WRITTEN PROBLEM: Collect every line in the records below that contains the word "bottom".

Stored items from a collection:
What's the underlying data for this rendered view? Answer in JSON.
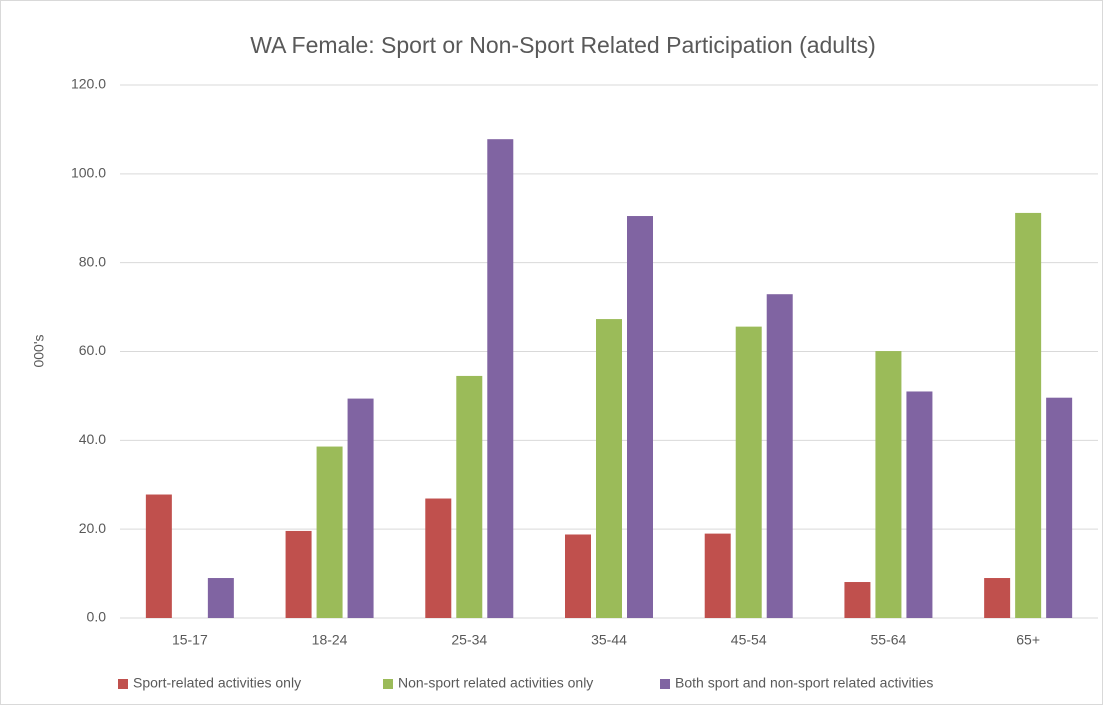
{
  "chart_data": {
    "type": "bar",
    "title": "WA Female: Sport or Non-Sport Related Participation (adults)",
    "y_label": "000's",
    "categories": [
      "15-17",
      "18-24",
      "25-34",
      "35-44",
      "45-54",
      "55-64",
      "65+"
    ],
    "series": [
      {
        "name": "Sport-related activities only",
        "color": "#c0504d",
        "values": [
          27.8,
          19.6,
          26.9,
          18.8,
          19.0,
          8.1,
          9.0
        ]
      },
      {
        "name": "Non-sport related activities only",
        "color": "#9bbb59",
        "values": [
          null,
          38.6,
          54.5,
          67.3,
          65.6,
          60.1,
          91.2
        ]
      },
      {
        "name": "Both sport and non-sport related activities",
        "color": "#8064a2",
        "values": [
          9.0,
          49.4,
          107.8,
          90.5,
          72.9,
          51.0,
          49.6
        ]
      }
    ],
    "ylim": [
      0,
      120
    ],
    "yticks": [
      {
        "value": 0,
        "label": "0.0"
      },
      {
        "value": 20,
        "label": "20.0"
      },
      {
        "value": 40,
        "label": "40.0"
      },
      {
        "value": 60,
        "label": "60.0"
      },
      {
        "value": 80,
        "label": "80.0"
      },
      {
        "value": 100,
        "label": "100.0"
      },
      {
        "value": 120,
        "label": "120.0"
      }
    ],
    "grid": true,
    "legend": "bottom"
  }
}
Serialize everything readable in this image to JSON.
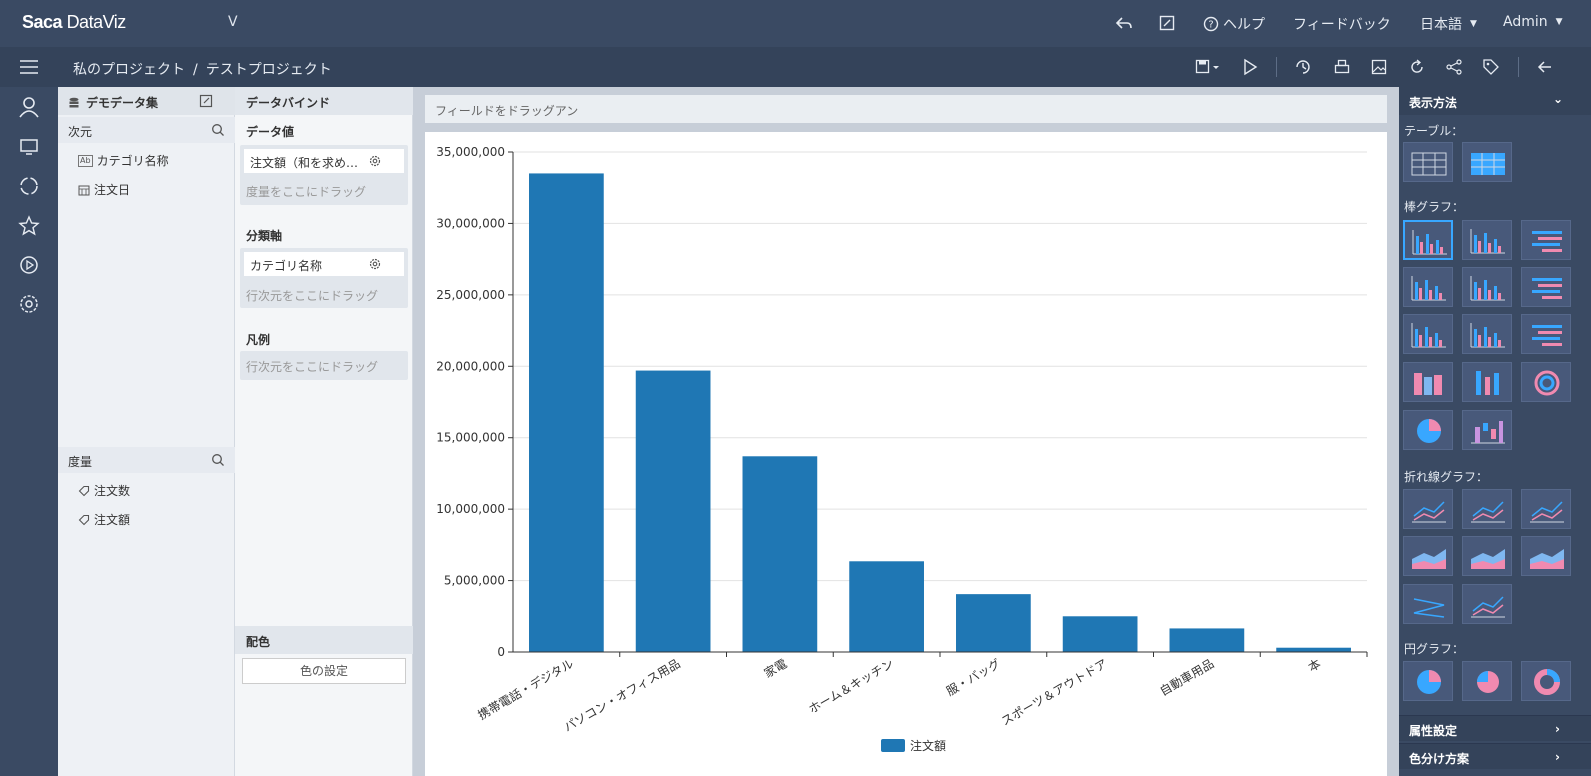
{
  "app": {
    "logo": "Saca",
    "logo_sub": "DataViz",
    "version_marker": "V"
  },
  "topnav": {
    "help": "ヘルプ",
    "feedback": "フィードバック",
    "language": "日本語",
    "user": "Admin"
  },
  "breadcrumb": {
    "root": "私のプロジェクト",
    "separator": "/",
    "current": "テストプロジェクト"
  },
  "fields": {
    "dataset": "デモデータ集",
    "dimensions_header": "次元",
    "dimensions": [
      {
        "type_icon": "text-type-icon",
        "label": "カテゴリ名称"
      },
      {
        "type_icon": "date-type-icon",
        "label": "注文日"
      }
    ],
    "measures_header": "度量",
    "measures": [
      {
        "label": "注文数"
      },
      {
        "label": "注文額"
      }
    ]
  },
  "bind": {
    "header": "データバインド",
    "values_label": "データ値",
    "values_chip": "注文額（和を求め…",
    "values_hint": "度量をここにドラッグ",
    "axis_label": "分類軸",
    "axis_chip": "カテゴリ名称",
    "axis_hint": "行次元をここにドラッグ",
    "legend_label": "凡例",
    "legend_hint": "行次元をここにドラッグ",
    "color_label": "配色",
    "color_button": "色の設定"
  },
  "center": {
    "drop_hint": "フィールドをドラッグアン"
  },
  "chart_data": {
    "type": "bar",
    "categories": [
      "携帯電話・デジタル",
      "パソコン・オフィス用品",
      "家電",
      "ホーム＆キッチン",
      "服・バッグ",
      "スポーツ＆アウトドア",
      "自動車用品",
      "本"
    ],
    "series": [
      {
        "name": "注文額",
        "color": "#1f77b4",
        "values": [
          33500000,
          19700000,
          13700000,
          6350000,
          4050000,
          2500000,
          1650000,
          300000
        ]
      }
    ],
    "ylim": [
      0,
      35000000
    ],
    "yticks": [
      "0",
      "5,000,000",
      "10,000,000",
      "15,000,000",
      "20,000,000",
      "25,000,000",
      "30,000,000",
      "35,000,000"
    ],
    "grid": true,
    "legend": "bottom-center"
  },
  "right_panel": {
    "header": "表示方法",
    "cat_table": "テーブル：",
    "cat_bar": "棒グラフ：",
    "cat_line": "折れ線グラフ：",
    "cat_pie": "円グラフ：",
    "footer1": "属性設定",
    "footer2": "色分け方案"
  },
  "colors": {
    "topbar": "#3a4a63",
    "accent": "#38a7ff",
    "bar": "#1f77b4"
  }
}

OUTPUT BELOW:
    "legend": "bottom"
    "legend": "bottom-center"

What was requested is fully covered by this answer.